What the task requires ->
Count up the lines in the following listing that hold the word "Mediterranean", then give only that count.
Start of Extracted information
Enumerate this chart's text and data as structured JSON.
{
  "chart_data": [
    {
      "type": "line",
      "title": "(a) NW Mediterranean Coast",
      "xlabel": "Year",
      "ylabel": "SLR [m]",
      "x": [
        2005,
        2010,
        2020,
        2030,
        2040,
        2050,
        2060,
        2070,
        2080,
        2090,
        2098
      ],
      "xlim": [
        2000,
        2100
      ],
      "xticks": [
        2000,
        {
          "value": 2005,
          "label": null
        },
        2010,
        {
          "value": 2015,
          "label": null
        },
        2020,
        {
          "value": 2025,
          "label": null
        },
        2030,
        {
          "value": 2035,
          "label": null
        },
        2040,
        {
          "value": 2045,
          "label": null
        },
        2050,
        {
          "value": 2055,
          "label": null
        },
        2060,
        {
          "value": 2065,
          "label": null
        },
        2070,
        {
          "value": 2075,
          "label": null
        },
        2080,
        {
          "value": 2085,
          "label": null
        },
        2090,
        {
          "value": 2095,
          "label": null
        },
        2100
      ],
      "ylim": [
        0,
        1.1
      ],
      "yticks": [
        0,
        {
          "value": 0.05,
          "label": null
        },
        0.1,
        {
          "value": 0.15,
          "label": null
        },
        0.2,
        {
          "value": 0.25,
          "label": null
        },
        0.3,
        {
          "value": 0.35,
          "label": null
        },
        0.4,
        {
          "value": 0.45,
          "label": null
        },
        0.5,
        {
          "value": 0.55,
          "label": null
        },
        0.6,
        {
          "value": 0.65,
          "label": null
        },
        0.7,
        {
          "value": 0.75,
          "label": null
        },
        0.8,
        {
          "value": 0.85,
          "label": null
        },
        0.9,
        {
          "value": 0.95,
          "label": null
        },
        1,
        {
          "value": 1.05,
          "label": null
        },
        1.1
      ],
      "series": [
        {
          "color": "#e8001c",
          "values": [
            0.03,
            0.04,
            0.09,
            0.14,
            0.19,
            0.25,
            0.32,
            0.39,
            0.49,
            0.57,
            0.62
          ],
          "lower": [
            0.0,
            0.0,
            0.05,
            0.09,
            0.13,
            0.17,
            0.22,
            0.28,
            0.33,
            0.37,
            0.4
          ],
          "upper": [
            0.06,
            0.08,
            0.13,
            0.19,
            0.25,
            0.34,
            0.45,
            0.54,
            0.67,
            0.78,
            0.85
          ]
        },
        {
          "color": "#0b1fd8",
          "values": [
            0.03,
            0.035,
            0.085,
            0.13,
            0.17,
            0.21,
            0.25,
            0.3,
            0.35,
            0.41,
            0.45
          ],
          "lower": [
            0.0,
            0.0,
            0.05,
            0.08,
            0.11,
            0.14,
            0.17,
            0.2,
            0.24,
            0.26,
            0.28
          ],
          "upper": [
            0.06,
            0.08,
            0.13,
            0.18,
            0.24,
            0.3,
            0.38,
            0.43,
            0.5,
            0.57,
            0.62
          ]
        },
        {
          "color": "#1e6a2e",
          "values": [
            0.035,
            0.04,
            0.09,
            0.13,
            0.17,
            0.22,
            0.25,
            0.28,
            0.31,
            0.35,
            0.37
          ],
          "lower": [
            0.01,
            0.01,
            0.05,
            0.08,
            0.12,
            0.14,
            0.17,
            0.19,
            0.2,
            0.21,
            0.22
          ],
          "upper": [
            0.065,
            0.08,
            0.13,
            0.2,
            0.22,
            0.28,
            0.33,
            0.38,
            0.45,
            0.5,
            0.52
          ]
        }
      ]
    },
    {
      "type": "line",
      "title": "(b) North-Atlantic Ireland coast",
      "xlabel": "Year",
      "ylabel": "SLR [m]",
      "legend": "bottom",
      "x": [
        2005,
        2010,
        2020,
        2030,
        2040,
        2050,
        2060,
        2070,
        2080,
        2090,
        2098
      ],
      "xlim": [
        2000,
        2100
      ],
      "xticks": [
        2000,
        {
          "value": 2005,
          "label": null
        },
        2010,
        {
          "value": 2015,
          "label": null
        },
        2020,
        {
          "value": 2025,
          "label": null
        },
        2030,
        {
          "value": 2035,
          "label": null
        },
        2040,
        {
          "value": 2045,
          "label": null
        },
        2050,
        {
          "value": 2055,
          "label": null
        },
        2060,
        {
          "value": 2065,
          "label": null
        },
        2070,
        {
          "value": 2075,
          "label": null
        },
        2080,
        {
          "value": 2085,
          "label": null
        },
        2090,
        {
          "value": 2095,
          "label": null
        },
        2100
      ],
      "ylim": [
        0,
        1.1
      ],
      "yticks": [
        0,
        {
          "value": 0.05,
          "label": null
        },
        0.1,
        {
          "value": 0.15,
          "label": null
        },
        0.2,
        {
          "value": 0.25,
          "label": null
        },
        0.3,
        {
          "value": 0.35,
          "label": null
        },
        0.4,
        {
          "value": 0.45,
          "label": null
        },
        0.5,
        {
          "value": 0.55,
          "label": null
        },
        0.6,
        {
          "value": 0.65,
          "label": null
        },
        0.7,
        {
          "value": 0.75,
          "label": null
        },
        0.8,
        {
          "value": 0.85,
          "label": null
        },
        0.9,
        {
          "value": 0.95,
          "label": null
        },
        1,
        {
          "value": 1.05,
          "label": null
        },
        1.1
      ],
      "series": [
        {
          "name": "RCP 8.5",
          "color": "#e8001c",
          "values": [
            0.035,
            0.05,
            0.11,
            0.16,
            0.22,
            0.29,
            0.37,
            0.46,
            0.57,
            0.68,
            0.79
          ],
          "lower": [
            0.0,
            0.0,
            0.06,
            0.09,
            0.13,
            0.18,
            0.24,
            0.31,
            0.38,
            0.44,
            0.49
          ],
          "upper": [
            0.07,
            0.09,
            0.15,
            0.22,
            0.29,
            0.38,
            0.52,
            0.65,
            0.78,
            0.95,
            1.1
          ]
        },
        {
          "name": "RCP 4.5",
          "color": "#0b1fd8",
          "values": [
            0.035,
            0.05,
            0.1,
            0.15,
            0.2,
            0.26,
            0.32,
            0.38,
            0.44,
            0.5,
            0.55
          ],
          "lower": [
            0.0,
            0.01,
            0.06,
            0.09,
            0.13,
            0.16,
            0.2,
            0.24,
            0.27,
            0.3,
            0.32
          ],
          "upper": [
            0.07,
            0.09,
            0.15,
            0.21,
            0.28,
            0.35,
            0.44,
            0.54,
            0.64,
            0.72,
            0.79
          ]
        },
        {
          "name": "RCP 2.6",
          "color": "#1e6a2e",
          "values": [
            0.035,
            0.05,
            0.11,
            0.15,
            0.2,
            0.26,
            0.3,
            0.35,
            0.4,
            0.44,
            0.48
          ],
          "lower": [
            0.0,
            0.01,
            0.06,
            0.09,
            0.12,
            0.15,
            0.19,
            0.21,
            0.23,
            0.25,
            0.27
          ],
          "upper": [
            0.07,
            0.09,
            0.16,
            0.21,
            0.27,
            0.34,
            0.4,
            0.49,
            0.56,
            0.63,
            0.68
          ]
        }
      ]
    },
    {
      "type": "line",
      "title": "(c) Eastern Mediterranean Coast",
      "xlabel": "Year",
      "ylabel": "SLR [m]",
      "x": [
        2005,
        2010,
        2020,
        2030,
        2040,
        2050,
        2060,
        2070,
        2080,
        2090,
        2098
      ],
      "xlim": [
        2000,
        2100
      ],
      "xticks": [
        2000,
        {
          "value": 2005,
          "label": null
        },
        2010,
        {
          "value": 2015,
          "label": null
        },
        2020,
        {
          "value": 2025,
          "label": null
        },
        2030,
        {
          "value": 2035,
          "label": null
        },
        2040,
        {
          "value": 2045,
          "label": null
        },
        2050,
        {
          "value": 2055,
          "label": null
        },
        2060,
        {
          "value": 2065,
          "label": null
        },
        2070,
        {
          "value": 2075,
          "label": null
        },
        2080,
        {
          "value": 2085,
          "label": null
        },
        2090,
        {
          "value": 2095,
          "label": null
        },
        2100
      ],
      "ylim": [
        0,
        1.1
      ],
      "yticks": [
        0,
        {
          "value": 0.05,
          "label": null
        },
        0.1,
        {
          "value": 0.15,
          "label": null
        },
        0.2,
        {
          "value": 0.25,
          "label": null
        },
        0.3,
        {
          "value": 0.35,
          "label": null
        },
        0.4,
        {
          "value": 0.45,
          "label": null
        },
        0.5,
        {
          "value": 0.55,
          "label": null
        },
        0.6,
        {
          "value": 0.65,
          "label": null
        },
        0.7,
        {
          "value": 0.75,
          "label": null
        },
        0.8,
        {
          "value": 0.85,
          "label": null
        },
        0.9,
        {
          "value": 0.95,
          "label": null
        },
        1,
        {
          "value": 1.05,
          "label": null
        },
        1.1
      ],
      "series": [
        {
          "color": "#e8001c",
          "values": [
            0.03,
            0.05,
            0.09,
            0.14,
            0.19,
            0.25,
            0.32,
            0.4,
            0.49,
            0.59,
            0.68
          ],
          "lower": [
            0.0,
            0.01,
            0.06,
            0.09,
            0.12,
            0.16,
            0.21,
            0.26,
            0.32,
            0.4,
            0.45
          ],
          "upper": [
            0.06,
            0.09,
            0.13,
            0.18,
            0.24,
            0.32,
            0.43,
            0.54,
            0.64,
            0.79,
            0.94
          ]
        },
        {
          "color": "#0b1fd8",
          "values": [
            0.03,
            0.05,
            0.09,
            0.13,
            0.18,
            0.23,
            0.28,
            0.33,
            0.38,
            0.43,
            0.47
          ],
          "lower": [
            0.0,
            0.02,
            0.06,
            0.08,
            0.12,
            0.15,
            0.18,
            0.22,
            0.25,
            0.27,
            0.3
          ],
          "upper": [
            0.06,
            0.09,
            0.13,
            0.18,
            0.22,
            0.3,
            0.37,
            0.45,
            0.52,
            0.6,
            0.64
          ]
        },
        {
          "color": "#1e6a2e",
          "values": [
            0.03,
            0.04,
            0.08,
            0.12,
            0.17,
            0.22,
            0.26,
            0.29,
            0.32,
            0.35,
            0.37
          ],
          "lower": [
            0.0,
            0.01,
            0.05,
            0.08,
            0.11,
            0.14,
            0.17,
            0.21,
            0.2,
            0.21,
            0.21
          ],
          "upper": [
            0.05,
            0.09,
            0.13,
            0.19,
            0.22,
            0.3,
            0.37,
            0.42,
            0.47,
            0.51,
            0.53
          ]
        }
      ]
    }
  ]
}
End of Extracted information
Finished task ->
2